## start Data provided

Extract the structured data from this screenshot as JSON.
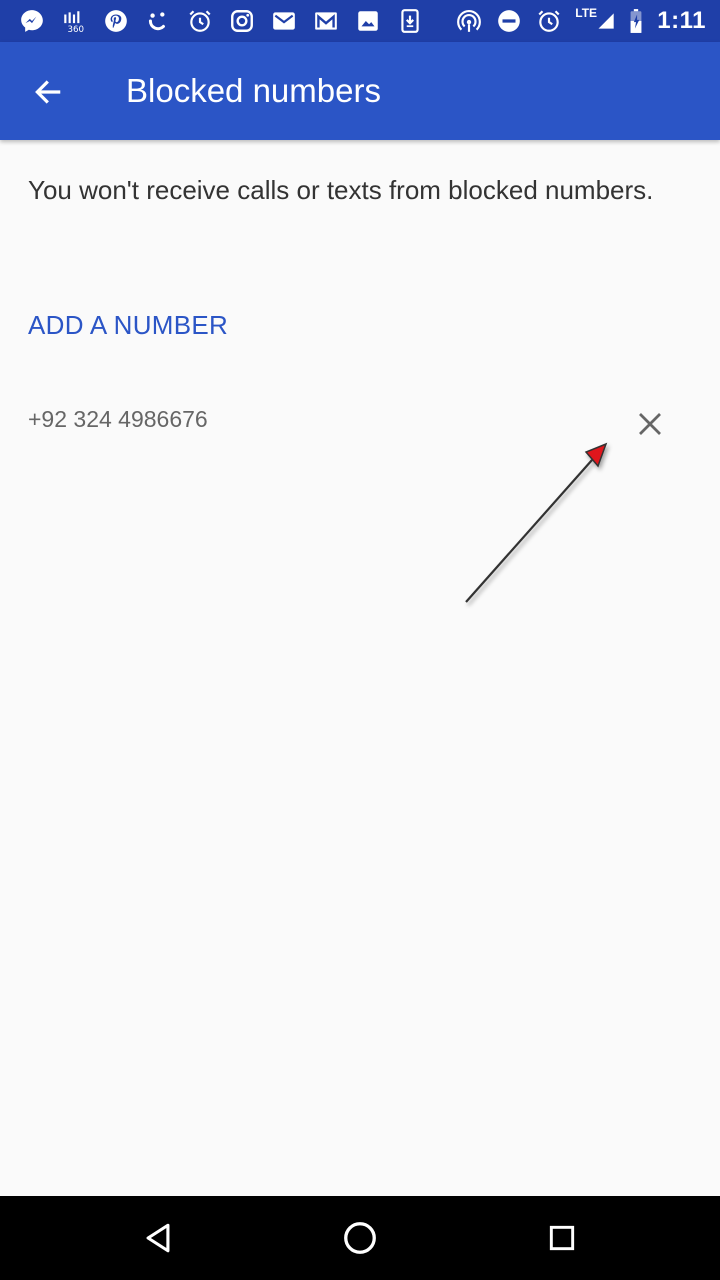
{
  "status_bar": {
    "time": "1:11",
    "network": "LTE",
    "left_icons": [
      "messenger-icon",
      "zong-360-icon",
      "pinterest-icon",
      "refresh-icon",
      "alarm-icon",
      "instagram-icon",
      "gmail-icon",
      "gmail-alt-icon",
      "photo-icon",
      "download-icon"
    ],
    "right_icons": [
      "hotspot-icon",
      "do-not-disturb-icon",
      "alarm-icon",
      "signal-icon",
      "battery-charging-icon"
    ],
    "badge_text": "360"
  },
  "app_bar": {
    "title": "Blocked numbers",
    "background": "#2b55c6"
  },
  "content": {
    "description": "You won't receive calls or texts from blocked numbers.",
    "add_label": "ADD A NUMBER",
    "blocked": [
      {
        "number": "+92 324 4986676"
      }
    ]
  },
  "colors": {
    "accent": "#2b55c6",
    "status_bar": "#1f3fa8",
    "annotation_arrow_head": "#d01010"
  }
}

## end Data provided

Extract all lines that hold the word "from".

Extract the structured data from this screenshot as JSON.
    "description": "You won't receive calls or texts from blocked numbers.",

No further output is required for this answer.